The task:
Change "coastline" to "shoreline" in the items from the line with "lake-malawi [762, 263, 775, 317]" to the line with "colorbar-cell [341, 667, 397, 714]". Return only those lines, with nothing else altered.

Information given:

— BEGIN —

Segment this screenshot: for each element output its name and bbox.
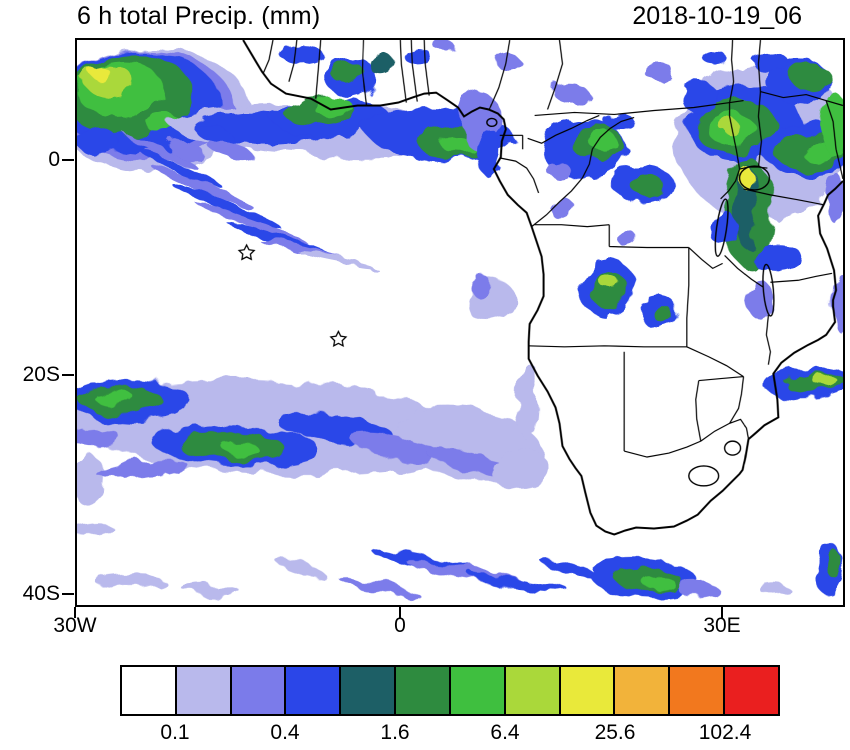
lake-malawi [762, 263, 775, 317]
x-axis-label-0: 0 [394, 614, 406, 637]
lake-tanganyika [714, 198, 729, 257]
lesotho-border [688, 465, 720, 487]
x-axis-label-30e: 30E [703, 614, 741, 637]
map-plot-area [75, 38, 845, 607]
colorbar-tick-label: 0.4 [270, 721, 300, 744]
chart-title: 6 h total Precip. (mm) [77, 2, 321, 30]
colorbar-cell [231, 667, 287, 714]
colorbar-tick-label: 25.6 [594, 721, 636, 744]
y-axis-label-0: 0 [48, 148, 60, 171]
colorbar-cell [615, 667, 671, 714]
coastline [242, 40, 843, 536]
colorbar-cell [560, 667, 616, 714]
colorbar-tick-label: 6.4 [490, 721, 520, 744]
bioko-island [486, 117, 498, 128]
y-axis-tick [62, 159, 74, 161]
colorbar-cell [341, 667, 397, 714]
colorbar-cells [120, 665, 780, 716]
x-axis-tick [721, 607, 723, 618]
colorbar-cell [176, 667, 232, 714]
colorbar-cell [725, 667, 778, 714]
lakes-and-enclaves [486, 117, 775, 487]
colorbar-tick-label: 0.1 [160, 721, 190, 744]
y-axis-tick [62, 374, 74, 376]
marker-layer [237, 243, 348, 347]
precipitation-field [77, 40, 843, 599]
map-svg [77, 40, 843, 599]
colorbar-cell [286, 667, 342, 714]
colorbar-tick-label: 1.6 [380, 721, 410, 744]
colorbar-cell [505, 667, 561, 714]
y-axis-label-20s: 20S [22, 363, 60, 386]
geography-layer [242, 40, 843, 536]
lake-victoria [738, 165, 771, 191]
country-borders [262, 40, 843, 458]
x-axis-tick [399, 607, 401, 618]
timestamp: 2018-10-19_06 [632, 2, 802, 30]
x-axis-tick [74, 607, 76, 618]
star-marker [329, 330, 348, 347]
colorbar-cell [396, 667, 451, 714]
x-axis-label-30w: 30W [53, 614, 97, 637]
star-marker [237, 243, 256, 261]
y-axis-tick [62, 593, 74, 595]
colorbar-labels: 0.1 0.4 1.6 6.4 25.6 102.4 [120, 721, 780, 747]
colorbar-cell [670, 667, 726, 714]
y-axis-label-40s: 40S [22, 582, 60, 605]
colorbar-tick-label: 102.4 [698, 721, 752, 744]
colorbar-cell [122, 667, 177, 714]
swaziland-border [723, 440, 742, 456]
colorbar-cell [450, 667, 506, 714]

— END —

Written answer:
lake-malawi [762, 263, 775, 317]
x-axis-label-0: 0 [394, 614, 406, 637]
lake-tanganyika [714, 198, 729, 257]
lesotho-border [688, 465, 720, 487]
x-axis-label-30e: 30E [703, 614, 741, 637]
map-plot-area [75, 38, 845, 607]
colorbar-tick-label: 0.4 [270, 721, 300, 744]
chart-title: 6 h total Precip. (mm) [77, 2, 321, 30]
colorbar-cell [231, 667, 287, 714]
colorbar-tick-label: 25.6 [594, 721, 636, 744]
y-axis-label-0: 0 [48, 148, 60, 171]
colorbar-cell [615, 667, 671, 714]
shoreline [242, 40, 843, 536]
colorbar-cell [560, 667, 616, 714]
colorbar-tick-label: 6.4 [490, 721, 520, 744]
bioko-island [486, 117, 498, 128]
y-axis-tick [62, 159, 74, 161]
colorbar-cell [341, 667, 397, 714]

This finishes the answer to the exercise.